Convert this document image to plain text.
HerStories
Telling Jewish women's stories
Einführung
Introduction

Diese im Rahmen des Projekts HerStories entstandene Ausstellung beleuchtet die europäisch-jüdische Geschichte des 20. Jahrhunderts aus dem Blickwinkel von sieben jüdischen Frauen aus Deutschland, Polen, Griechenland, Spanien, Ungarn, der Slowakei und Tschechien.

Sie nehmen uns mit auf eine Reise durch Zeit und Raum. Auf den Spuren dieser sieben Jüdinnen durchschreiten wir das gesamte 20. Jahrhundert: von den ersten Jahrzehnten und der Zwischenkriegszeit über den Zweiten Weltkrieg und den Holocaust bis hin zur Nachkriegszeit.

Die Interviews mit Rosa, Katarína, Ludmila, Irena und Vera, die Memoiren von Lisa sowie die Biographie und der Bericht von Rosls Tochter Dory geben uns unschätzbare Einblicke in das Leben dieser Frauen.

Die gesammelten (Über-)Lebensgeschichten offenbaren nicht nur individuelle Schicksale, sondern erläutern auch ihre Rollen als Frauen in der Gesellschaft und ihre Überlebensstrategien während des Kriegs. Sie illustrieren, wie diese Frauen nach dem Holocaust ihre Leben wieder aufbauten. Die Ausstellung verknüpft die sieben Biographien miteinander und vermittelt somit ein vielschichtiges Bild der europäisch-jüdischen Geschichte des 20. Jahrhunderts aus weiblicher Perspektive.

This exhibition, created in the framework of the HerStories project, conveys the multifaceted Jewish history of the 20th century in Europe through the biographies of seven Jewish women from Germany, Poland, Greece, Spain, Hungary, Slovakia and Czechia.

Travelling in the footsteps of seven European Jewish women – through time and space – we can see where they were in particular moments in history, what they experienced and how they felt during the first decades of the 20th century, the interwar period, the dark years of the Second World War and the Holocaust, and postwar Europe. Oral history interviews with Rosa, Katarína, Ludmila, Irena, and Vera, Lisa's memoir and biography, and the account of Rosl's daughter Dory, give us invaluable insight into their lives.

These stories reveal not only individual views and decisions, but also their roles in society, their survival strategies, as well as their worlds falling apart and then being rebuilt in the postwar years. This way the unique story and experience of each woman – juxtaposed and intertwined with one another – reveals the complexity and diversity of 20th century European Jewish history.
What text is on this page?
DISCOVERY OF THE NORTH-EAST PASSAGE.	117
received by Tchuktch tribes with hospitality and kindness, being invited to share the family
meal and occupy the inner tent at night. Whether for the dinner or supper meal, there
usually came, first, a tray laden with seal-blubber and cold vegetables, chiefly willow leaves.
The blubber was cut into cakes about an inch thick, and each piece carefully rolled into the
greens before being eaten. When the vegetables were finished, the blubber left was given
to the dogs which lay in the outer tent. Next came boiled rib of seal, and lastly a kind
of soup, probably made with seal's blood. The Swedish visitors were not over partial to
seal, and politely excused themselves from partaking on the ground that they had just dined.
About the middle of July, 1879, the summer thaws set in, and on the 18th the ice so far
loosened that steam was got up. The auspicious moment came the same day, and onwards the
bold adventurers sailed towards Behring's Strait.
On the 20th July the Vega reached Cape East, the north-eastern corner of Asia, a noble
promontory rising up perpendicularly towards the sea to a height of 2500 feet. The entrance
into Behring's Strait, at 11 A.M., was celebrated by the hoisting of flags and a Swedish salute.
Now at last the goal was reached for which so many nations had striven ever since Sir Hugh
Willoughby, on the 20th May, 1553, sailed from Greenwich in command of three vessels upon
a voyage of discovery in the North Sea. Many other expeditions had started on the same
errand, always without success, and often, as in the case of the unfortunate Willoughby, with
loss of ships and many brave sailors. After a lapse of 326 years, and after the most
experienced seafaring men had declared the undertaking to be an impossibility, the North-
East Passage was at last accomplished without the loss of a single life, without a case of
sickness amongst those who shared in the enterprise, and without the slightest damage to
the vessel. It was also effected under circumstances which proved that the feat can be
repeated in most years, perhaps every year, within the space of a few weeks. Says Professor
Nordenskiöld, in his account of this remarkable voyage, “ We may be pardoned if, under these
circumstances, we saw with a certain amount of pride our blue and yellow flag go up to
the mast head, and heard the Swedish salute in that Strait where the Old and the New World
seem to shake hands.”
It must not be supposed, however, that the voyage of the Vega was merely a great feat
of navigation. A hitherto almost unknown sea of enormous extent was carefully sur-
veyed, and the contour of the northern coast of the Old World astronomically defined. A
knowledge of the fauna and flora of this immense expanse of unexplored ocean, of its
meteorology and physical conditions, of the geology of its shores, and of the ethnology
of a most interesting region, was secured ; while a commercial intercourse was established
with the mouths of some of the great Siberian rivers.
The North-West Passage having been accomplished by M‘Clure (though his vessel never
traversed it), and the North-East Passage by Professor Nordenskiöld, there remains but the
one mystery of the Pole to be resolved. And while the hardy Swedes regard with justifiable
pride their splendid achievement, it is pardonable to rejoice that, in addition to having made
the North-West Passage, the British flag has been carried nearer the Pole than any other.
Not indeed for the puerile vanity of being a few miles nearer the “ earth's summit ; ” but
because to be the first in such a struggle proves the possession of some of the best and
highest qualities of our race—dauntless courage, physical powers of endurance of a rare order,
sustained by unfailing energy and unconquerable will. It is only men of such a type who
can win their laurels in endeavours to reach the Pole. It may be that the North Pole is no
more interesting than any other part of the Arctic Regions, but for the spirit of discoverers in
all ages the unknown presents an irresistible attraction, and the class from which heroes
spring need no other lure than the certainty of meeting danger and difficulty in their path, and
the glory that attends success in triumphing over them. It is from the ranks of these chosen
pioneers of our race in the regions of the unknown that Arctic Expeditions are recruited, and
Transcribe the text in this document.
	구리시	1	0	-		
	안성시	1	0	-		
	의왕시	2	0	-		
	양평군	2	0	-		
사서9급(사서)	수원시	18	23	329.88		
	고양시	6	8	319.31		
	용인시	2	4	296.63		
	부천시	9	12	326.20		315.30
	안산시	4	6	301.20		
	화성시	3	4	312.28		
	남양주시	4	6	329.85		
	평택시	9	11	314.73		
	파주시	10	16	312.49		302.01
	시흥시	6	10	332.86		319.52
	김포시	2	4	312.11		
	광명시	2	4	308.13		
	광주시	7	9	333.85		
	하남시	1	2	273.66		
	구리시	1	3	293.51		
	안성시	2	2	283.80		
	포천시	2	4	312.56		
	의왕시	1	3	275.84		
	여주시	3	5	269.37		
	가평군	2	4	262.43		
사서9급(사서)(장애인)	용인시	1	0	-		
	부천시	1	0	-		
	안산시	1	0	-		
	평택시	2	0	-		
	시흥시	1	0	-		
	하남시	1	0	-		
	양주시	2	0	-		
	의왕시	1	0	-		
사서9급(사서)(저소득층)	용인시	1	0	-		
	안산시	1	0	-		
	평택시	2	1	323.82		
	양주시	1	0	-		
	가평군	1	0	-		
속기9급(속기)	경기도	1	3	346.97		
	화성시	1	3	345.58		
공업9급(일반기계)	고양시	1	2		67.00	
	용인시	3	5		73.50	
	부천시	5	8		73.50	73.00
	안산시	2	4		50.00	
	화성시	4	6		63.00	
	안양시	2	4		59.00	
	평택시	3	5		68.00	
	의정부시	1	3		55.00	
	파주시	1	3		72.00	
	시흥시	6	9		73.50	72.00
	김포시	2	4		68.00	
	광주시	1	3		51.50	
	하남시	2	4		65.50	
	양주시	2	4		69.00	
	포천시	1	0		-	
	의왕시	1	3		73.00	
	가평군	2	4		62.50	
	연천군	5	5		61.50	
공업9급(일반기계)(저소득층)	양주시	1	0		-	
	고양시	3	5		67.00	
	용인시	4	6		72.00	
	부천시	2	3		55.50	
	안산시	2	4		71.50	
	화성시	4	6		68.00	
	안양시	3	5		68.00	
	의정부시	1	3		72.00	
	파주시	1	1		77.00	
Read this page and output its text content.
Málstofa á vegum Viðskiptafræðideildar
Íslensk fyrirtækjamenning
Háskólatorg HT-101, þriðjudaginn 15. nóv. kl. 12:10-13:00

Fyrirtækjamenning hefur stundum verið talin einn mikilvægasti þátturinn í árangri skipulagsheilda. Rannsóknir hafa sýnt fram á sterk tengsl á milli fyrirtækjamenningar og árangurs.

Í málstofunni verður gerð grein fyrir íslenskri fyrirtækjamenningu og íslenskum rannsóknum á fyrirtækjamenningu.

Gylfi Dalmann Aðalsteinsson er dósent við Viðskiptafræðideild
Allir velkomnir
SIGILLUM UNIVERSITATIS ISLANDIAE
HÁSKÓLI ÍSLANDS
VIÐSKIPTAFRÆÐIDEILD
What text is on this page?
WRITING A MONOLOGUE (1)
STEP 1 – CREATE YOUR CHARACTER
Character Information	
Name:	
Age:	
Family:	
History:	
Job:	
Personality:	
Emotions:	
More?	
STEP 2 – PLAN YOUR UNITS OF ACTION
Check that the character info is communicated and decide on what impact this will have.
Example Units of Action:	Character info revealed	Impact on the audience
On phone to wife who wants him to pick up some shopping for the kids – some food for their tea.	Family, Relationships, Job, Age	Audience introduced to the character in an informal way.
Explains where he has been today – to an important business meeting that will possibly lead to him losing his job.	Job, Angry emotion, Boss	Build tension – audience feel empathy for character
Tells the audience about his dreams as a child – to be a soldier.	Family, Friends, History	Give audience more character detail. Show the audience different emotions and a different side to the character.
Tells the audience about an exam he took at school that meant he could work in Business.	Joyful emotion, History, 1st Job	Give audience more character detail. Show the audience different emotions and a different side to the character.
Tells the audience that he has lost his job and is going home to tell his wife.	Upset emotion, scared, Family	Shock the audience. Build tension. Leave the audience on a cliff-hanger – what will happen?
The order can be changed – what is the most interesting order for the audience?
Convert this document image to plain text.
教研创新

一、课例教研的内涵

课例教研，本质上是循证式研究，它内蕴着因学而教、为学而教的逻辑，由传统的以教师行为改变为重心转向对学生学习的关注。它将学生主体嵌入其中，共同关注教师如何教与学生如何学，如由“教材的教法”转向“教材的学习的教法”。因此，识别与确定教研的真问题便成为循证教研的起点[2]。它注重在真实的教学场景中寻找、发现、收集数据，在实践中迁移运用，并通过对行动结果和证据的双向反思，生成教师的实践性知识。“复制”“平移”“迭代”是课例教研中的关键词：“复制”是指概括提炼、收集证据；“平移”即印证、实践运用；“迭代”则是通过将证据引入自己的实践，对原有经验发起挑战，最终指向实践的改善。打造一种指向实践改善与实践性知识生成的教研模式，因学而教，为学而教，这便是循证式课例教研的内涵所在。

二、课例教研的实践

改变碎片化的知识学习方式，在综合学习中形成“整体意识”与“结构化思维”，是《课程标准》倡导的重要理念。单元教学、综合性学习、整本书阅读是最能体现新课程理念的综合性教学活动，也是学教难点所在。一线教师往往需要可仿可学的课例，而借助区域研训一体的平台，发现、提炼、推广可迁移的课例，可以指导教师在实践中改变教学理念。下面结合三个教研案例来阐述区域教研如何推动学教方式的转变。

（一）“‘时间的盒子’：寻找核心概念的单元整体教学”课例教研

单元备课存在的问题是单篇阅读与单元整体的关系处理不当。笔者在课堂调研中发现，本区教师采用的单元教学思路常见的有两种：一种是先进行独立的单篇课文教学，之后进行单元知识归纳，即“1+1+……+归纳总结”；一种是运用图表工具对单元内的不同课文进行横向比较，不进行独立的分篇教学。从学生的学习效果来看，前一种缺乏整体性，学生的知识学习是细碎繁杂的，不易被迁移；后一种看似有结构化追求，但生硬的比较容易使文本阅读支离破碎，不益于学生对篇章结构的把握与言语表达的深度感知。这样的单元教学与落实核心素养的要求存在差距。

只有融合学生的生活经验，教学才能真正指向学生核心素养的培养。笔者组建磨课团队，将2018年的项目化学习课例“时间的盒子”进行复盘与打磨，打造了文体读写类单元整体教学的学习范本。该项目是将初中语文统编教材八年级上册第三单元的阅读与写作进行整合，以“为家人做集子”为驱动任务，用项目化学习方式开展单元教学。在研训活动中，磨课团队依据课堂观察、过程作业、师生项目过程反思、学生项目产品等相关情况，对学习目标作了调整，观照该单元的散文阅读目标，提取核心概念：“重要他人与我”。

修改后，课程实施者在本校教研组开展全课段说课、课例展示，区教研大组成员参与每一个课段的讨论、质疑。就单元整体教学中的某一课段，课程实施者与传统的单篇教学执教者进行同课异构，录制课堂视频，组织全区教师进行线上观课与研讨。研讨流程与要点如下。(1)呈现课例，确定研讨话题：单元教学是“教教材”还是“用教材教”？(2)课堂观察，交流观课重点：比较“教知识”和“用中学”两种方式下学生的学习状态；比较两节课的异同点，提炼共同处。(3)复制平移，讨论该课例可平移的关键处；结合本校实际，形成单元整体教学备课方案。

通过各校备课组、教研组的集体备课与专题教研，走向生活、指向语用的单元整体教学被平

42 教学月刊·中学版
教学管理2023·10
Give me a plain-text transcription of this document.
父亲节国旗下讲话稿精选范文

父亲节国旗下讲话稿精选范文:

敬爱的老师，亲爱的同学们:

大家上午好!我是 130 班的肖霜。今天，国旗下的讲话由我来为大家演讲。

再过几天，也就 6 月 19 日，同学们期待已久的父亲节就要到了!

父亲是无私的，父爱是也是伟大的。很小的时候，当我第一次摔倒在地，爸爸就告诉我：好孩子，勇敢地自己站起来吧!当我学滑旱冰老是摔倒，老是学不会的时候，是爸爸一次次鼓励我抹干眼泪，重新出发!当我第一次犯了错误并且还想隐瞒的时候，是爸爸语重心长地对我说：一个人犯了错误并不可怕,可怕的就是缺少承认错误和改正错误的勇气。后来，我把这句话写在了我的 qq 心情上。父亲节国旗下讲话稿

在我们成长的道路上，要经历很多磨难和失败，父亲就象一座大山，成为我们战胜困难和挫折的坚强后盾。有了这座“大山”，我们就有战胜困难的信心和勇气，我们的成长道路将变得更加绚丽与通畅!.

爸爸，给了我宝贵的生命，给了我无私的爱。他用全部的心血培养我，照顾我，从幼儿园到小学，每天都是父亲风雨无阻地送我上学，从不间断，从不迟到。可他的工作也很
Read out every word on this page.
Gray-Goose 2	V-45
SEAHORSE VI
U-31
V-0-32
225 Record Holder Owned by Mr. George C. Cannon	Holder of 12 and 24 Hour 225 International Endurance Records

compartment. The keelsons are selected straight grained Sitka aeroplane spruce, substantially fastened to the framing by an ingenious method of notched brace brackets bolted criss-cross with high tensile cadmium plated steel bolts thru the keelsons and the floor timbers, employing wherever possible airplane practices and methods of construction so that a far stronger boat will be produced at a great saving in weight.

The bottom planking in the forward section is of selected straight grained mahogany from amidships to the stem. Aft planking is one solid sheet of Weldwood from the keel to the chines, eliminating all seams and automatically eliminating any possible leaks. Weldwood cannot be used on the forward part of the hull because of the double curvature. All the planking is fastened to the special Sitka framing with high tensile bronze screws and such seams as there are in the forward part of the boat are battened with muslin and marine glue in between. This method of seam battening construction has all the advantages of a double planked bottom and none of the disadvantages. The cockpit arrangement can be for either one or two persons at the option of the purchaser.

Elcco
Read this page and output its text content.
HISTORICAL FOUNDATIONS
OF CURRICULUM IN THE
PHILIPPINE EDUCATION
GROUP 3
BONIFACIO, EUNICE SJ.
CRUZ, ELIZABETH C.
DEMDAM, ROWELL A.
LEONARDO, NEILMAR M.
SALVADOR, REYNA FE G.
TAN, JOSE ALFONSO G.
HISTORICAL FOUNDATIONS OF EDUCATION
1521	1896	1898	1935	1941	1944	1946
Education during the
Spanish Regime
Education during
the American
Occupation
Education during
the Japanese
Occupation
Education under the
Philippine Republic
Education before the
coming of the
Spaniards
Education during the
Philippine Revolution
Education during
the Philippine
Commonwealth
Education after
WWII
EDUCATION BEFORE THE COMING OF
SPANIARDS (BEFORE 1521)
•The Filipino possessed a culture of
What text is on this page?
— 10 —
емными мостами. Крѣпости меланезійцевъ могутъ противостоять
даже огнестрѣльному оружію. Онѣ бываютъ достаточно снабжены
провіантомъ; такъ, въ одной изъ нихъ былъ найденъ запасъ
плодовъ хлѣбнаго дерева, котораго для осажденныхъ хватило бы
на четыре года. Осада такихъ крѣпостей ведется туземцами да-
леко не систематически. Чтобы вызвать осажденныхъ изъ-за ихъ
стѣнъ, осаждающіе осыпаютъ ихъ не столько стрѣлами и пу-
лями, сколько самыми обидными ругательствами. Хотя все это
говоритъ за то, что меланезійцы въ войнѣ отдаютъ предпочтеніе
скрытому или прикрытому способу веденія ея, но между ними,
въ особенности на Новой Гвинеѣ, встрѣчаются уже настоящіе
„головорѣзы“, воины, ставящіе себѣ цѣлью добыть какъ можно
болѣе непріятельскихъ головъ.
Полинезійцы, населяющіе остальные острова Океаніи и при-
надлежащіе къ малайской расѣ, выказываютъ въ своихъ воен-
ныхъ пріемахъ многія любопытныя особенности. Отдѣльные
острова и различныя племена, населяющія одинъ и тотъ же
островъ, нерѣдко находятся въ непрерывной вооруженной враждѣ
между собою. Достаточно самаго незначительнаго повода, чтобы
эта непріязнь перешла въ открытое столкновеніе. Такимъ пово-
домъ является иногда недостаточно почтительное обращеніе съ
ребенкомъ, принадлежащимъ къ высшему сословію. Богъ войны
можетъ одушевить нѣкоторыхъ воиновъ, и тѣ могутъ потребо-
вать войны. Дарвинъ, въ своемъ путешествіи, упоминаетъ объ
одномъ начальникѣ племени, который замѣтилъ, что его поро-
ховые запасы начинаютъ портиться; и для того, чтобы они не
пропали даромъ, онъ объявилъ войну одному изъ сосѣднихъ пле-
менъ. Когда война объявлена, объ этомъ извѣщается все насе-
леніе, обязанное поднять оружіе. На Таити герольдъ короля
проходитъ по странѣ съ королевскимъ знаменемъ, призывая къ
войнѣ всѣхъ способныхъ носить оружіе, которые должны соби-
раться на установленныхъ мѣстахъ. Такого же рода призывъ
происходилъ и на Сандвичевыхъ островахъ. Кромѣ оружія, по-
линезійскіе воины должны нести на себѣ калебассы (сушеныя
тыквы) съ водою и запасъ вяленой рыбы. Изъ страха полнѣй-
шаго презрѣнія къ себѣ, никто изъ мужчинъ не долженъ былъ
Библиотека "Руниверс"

▶ _YOUR GOAL_
Look through the data and show every line containing "Willoughby".

▶ _WRITTEN SOLUTION_
Willoughby, on the 20th May, 1553, sailed from Greenwich in command of three vessels upon
errand, always without success, and often, as in the case of the unfortunate Willoughby, with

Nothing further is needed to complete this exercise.